_Material_

▶

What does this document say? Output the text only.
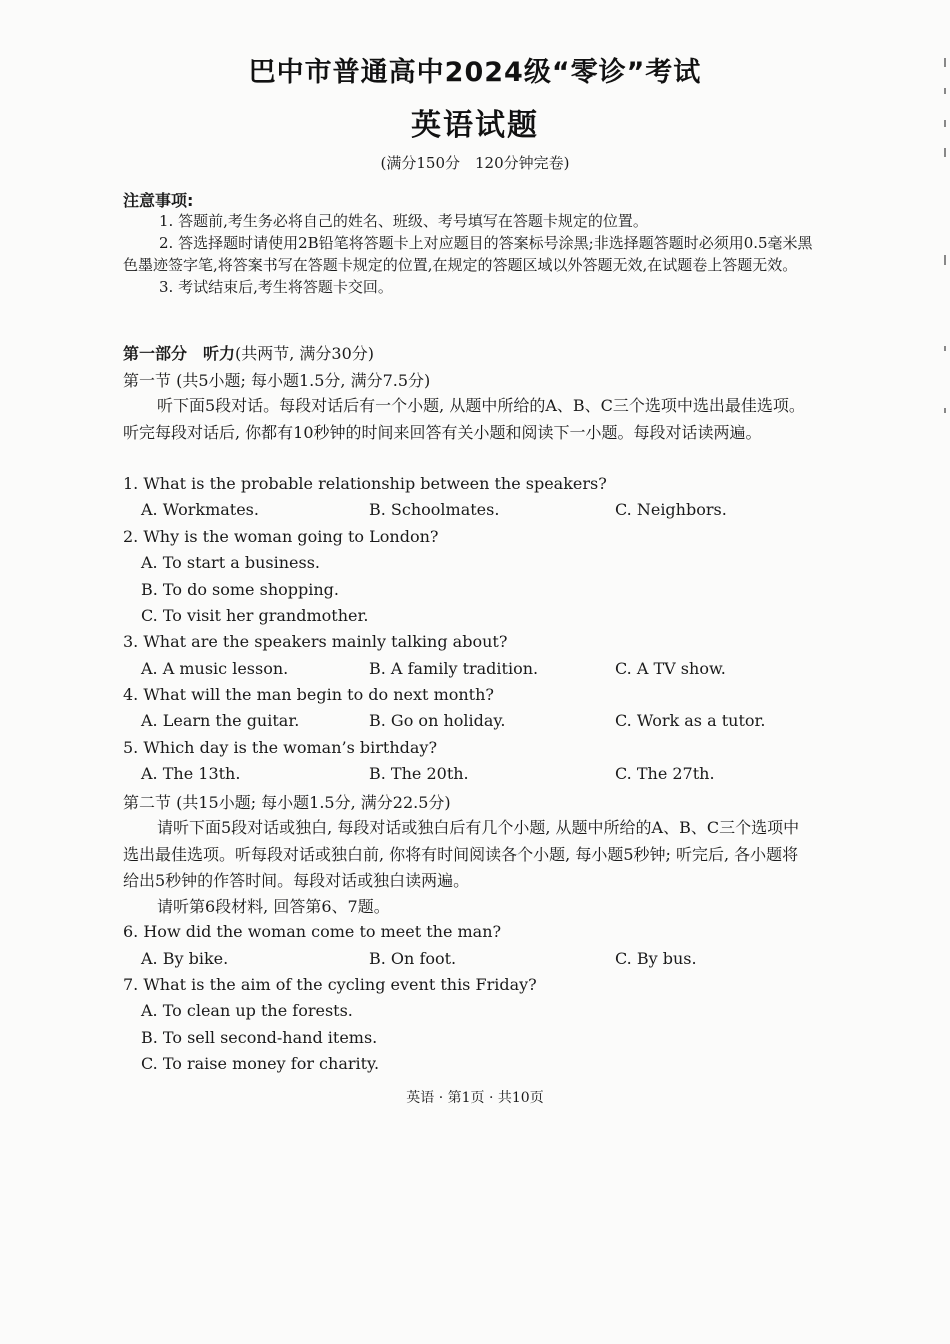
巴中市普通高中2024级“零诊”考试
英语试题
(满分150分　120分钟完卷)
注意事项:

1. 答题前,考生务必将自己的姓名、班级、考号填写在答题卡规定的位置。

2. 答选择题时请使用2B铅笔将答题卡上对应题目的答案标号涂黑;非选择题答题时必须用0.5毫米黑色墨迹签字笔,将答案书写在答题卡规定的位置,在规定的答题区域以外答题无效,在试题卷上答题无效。

3. 考试结束后,考生将答题卡交回。

第一部分　听力(共两节, 满分30分)
第一节 (共5小题; 每小题1.5分, 满分7.5分)
听下面5段对话。每段对话后有一个小题, 从题中所给的A、B、C三个选项中选出最佳选项。听完每段对话后, 你都有10秒钟的时间来回答有关小题和阅读下一小题。每段对话读两遍。
1. What is the probable relationship between the speakers?
A. Workmates.	B. Schoolmates.	C. Neighbors.
2. Why is the woman going to London?
A. To start a business.
B. To do some shopping.
C. To visit her grandmother.
3. What are the speakers mainly talking about?
A. A music lesson.	B. A family tradition.	C. A TV show.
4. What will the man begin to do next month?
A. Learn the guitar.	B. Go on holiday.	C. Work as a tutor.
5. Which day is the woman’s birthday?
A. The 13th.	B. The 20th.	C. The 27th.
第二节 (共15小题; 每小题1.5分, 满分22.5分)
请听下面5段对话或独白, 每段对话或独白后有几个小题, 从题中所给的A、B、C三个选项中选出最佳选项。听每段对话或独白前, 你将有时间阅读各个小题, 每小题5秒钟; 听完后, 各小题将给出5秒钟的作答时间。每段对话或独白读两遍。
请听第6段材料, 回答第6、7题。
6. How did the woman come to meet the man?
A. By bike.	B. On foot.	C. By bus.
7. What is the aim of the cycling event this Friday?
A. To clean up the forests.
B. To sell second-hand items.
C. To raise money for charity.
英语 · 第1页 · 共10页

◀

_Problem_
Where a line above holds the string "从题中所给的A", show that line.

_Full response_
听下面5段对话。每段对话后有一个小题, 从题中所给的A、B、C三个选项中选出最佳选项。听完每段对话后, 你都有10秒钟的时间来回答有关小题和阅读下一小题。每段对话读两遍。
请听下面5段对话或独白, 每段对话或独白后有几个小题, 从题中所给的A、B、C三个选项中选出最佳选项。听每段对话或独白前, 你将有时间阅读各个小题, 每小题5秒钟; 听完后, 各小题将给出5秒钟的作答时间。每段对话或独白读两遍。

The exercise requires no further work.